Listed records:

<<<<

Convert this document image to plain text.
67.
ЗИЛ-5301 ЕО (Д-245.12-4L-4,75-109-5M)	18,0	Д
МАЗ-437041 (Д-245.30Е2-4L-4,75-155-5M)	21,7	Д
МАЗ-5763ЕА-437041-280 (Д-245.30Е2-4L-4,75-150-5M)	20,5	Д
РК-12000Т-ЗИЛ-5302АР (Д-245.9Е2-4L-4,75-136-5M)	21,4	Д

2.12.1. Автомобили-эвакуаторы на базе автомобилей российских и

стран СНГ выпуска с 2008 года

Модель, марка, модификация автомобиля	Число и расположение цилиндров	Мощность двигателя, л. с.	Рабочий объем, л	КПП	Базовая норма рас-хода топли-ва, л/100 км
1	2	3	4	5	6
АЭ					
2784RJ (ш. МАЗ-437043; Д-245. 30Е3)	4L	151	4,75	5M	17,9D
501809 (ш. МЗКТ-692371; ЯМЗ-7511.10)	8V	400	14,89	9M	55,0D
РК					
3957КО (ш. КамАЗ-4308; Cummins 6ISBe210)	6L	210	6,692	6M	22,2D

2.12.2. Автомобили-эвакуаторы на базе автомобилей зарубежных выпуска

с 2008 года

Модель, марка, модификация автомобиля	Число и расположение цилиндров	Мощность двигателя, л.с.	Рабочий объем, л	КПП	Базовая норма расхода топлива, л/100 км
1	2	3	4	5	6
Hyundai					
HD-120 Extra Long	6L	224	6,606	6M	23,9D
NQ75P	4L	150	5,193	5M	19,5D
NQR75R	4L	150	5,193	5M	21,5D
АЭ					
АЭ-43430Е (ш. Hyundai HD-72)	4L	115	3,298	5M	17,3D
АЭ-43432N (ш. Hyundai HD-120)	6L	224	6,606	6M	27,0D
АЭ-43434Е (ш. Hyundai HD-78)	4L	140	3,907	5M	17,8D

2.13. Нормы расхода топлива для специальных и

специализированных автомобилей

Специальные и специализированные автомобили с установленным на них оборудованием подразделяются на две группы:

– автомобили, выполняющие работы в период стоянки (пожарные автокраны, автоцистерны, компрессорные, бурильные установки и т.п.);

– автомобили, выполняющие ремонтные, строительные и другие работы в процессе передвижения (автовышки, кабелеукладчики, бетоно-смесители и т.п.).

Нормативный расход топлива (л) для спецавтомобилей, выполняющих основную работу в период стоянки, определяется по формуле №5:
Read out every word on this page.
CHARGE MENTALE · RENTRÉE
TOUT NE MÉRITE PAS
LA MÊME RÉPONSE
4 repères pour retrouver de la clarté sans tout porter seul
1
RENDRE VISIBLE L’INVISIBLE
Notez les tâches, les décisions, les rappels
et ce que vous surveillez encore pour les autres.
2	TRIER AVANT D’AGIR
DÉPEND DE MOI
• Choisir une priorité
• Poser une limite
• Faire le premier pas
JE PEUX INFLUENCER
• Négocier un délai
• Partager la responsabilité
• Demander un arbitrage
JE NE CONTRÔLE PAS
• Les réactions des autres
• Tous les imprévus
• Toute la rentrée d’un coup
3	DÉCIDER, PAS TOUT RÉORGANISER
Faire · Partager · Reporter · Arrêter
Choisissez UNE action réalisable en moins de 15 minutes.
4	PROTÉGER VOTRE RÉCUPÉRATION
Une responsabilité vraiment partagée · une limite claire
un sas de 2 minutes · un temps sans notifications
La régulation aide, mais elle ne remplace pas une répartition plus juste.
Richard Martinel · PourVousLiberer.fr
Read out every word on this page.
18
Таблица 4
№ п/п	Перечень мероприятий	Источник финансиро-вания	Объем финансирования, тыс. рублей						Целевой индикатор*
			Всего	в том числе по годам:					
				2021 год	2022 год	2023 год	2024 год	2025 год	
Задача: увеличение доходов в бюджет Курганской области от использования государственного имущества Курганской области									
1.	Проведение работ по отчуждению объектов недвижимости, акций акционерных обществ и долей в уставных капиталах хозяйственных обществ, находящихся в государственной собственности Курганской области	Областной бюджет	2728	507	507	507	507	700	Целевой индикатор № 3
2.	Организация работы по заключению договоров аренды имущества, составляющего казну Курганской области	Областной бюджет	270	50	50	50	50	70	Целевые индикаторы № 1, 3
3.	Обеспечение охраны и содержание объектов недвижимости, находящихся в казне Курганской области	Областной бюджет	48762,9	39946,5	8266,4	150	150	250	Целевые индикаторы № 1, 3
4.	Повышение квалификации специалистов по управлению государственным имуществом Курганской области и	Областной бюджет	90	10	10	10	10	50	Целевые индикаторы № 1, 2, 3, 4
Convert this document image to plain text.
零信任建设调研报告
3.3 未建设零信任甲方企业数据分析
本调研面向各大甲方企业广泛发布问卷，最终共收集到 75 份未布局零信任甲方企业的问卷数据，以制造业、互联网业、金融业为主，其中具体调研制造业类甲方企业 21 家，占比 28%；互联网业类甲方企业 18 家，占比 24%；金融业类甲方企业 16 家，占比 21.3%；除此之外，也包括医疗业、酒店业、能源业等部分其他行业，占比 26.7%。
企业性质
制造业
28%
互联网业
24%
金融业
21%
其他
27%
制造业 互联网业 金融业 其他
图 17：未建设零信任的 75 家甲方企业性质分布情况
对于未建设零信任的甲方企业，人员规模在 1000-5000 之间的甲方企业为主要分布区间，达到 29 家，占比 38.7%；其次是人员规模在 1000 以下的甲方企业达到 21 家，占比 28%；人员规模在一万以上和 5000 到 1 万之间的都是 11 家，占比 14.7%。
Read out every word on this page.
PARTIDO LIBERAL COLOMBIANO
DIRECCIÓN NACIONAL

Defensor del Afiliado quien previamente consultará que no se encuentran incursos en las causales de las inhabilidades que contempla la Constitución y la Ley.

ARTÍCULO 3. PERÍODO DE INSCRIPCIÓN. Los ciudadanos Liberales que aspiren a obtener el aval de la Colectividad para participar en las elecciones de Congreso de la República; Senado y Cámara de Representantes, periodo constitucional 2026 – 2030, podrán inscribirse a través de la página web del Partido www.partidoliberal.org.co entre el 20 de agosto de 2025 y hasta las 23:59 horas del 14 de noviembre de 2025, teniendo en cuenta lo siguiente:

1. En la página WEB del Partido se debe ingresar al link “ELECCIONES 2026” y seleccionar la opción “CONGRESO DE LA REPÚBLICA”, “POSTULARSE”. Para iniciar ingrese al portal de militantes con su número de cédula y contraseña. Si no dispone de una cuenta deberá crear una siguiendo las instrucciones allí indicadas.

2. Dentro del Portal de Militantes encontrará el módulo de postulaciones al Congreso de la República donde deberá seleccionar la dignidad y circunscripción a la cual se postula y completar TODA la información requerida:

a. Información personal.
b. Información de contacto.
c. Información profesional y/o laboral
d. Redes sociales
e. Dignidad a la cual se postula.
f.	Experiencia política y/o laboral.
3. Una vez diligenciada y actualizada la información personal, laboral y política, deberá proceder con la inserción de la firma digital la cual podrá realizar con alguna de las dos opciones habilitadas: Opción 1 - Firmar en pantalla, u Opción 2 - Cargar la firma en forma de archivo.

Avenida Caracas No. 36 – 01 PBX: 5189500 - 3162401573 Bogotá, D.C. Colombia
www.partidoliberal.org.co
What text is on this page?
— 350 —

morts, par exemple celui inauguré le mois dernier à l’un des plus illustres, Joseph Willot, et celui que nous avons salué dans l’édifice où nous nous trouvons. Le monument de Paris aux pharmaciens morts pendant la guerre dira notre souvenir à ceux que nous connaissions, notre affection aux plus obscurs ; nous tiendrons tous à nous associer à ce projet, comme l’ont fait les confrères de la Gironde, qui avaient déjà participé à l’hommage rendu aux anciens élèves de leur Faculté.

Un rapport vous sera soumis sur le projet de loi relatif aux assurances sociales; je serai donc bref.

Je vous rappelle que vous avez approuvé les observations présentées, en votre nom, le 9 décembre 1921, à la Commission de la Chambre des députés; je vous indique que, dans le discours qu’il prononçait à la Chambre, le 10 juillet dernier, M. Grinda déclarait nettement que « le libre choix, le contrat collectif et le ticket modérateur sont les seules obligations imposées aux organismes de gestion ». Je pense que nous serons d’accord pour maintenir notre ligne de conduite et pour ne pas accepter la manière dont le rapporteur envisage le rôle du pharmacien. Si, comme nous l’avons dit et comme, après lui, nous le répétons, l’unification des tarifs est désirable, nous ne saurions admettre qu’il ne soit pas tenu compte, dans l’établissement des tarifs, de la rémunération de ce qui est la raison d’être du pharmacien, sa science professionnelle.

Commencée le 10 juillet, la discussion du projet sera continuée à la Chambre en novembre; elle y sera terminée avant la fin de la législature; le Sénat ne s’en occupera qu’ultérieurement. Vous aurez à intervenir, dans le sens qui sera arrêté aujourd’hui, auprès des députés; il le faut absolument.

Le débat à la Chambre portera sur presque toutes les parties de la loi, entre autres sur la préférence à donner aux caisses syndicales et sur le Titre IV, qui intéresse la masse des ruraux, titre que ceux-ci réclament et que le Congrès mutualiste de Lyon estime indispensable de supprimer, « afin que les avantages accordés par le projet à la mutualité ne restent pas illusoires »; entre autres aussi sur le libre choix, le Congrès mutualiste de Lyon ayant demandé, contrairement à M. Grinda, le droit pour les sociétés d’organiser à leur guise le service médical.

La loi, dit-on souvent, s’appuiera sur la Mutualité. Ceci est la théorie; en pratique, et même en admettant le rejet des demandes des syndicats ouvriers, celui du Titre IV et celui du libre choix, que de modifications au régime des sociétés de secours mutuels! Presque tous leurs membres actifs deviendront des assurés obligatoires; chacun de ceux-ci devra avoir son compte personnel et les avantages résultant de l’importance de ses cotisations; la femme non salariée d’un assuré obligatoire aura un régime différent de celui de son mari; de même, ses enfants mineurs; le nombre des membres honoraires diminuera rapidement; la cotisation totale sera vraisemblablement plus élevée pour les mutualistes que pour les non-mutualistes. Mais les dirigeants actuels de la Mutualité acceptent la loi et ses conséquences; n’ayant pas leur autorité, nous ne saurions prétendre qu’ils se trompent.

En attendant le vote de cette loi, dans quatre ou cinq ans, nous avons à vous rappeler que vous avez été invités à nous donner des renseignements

>>>>

Work to be completed: Copy every line of the listing where the word "Модель" appears.

Correct result:
Модель, марка, модификация автомобиля	Число и расположение цилиндров	Мощность двигателя, л. с.	Рабочий объем, л	КПП	Базовая норма рас-хода топли-ва, л/100 км
Модель, марка, модификация автомобиля	Число и расположение цилиндров	Мощность двигателя, л.с.	Рабочий объем, л	КПП	Базовая норма расхода топлива, л/100 км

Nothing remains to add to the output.